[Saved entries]
>>>

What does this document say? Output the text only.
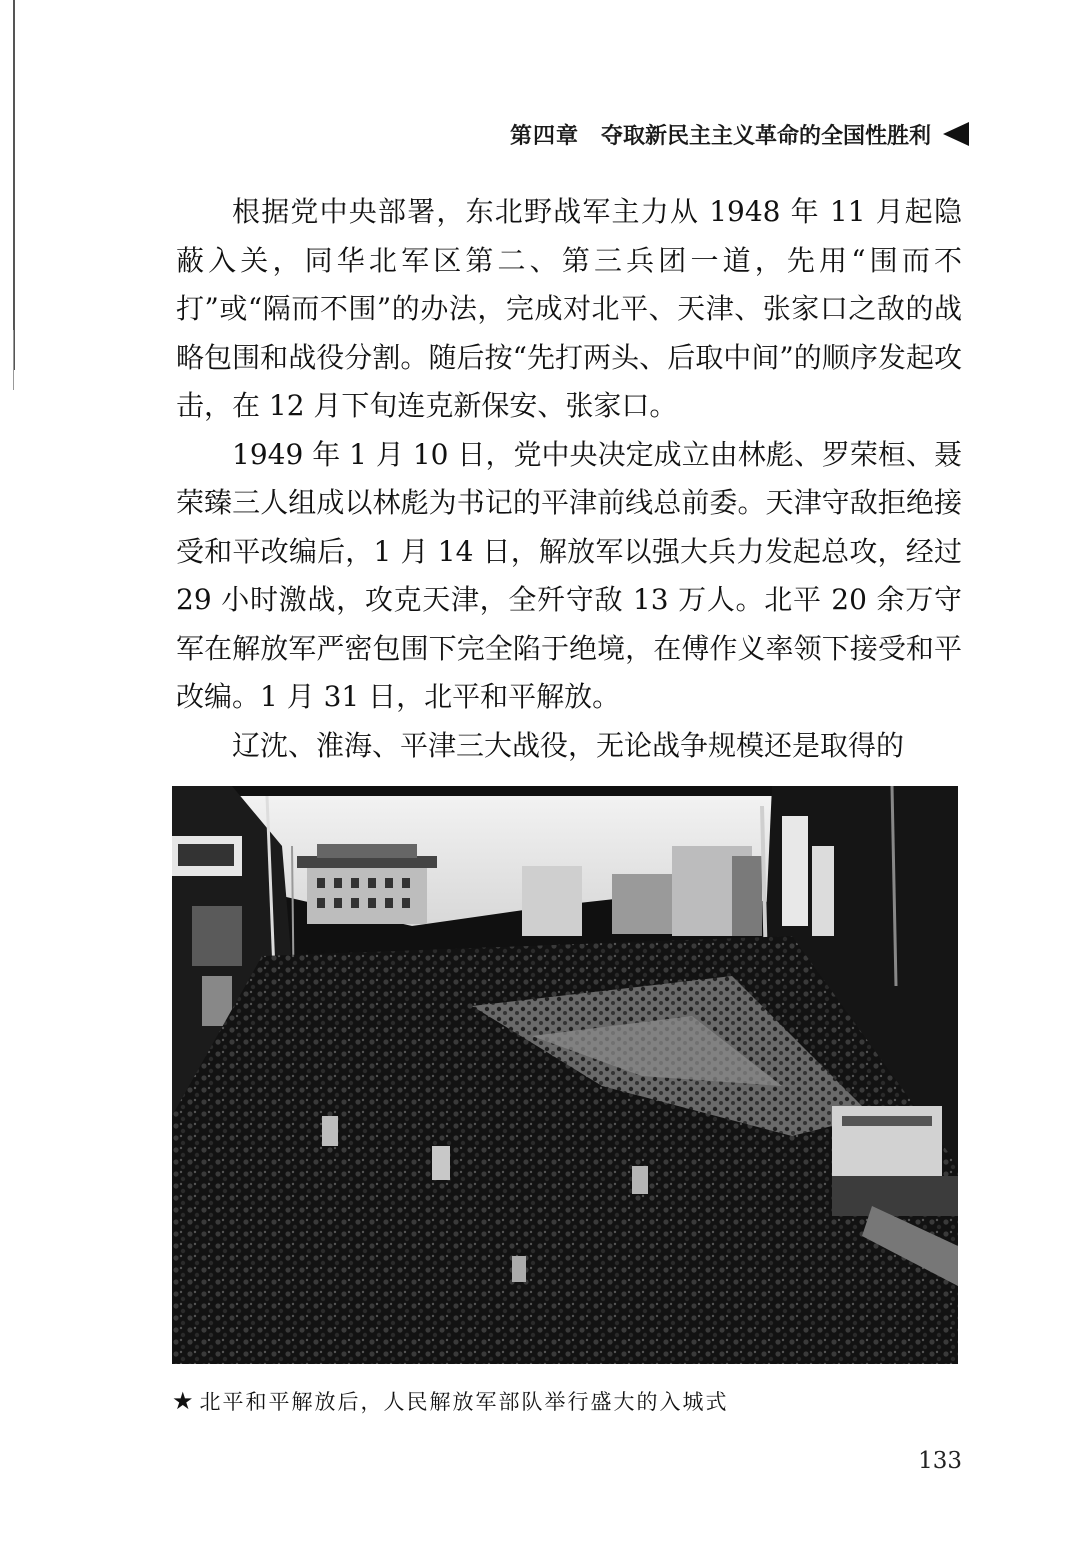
第四章 夺取新民主主义革命的全国性胜利

根据党中央部署，东北野战军主力从 1948 年 11 月起隐蔽入关，同华北军区第二、第三兵团一道，先用“围而不打”或“隔而不围”的办法，完成对北平、天津、张家口之敌的战略包围和战役分割。随后按“先打两头、后取中间”的顺序发起攻击，在 12 月下旬连克新保安、张家口。

1949 年 1 月 10 日，党中央决定成立由林彪、罗荣桓、聂荣臻三人组成以林彪为书记的平津前线总前委。天津守敌拒绝接受和平改编后，1 月 14 日，解放军以强大兵力发起总攻，经过 29 小时激战，攻克天津，全歼守敌 13 万人。北平 20 余万守军在解放军严密包围下完全陷于绝境，在傅作义率领下接受和平改编。1 月 31 日，北平和平解放。

辽沈、淮海、平津三大战役，无论战争规模还是取得的

★ 北平和平解放后，人民解放军部队举行盛大的入城式
133
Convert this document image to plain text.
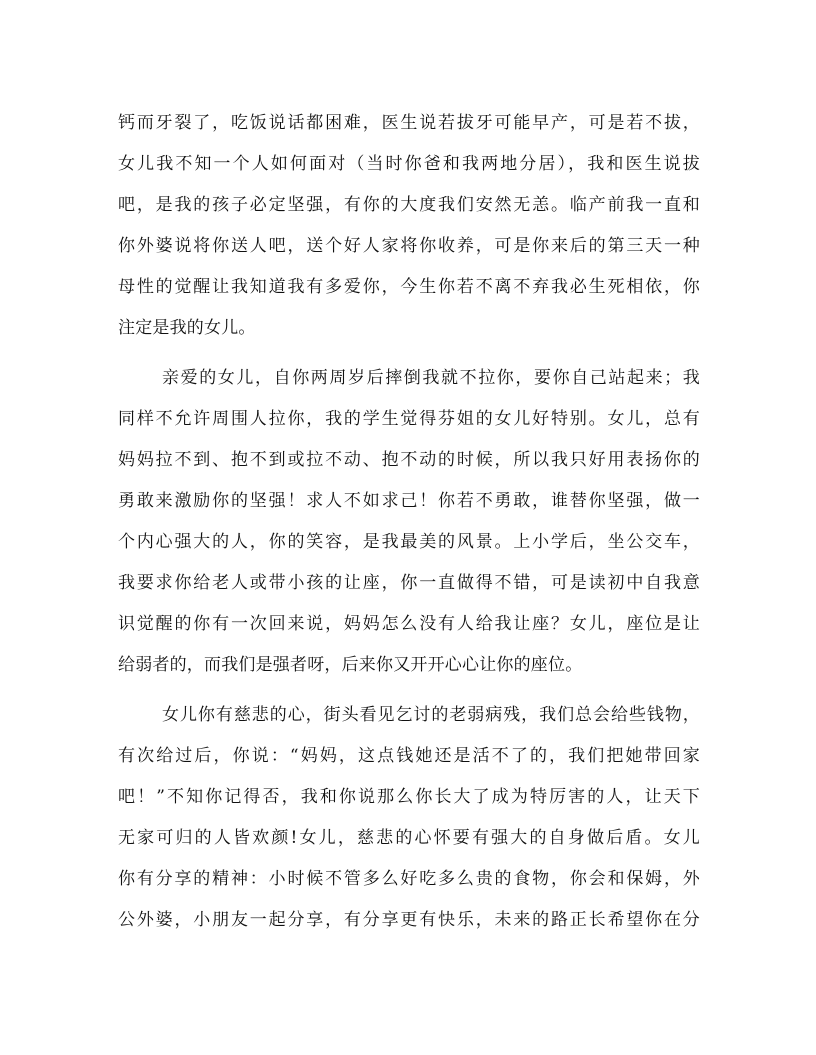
钙而牙裂了，吃饭说话都困难，医生说若拔牙可能早产，可是若不拔，
女儿我不知一个人如何面对（当时你爸和我两地分居），我和医生说拔
吧，是我的孩子必定坚强，有你的大度我们安然无恙。临产前我一直和
你外婆说将你送人吧，送个好人家将你收养，可是你来后的第三天一种
母性的觉醒让我知道我有多爱你，今生你若不离不弃我必生死相依，你
注定是我的女儿。
亲爱的女儿，自你两周岁后摔倒我就不拉你，要你自己站起来；我
同样不允许周围人拉你，我的学生觉得芬姐的女儿好特别。女儿，总有
妈妈拉不到、抱不到或拉不动、抱不动的时候，所以我只好用表扬你的
勇敢来激励你的坚强！求人不如求己！你若不勇敢，谁替你坚强，做一
个内心强大的人，你的笑容，是我最美的风景。上小学后，坐公交车，
我要求你给老人或带小孩的让座，你一直做得不错，可是读初中自我意
识觉醒的你有一次回来说，妈妈怎么没有人给我让座？女儿，座位是让
给弱者的，而我们是强者呀，后来你又开开心心让你的座位。
女儿你有慈悲的心，街头看见乞讨的老弱病残，我们总会给些钱物，
有次给过后，你说：“妈妈，这点钱她还是活不了的，我们把她带回家
吧！”不知你记得否，我和你说那么你长大了成为特厉害的人，让天下
无家可归的人皆欢颜!女儿，慈悲的心怀要有强大的自身做后盾。女儿
你有分享的精神：小时候不管多么好吃多么贵的食物，你会和保姆，外
公外婆，小朋友一起分享，有分享更有快乐，未来的路正长希望你在分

<<<

## TASK PROMPT
Collect each line of the entries that has the word "document", copying it in full.

## SOLUTION BELOW
What does this document say? Output the text only.
Convert this document image to plain text.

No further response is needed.